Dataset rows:
──────────

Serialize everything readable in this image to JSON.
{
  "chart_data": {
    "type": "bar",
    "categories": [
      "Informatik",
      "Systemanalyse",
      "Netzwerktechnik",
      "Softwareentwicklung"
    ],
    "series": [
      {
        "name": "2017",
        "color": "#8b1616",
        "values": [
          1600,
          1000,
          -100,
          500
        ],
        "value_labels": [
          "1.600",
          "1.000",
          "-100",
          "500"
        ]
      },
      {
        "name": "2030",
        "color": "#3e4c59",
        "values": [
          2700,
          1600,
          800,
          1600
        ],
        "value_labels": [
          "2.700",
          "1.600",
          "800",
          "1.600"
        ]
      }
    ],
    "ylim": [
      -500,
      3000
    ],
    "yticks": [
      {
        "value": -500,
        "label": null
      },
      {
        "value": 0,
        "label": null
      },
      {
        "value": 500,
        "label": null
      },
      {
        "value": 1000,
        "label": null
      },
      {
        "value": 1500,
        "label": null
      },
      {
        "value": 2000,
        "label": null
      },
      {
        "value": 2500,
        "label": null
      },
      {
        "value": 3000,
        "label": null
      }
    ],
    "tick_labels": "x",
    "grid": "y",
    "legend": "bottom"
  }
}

──────────

◆ **THE PROBLEM**
Please restate the data word for word, every record included.

◆ **REPLY TO THE EXERCISE**
Serialize everything readable in this image to JSON.
{
  "chart_data": {
    "type": "bar",
    "categories": [
      "Informatik",
      "Systemanalyse",
      "Netzwerktechnik",
      "Softwareentwicklung"
    ],
    "series": [
      {
        "name": "2017",
        "color": "#8b1616",
        "values": [
          1600,
          1000,
          -100,
          500
        ],
        "value_labels": [
          "1.600",
          "1.000",
          "-100",
          "500"
        ]
      },
      {
        "name": "2030",
        "color": "#3e4c59",
        "values": [
          2700,
          1600,
          800,
          1600
        ],
        "value_labels": [
          "2.700",
          "1.600",
          "800",
          "1.600"
        ]
      }
    ],
    "ylim": [
      -500,
      3000
    ],
    "yticks": [
      {
        "value": -500,
        "label": null
      },
      {
        "value": 0,
        "label": null
      },
      {
        "value": 500,
        "label": null
      },
      {
        "value": 1000,
        "label": null
      },
      {
        "value": 1500,
        "label": null
      },
      {
        "value": 2000,
        "label": null
      },
      {
        "value": 2500,
        "label": null
      },
      {
        "value": 3000,
        "label": null
      }
    ],
    "tick_labels": "x",
    "grid": "y",
    "legend": "bottom"
  }
}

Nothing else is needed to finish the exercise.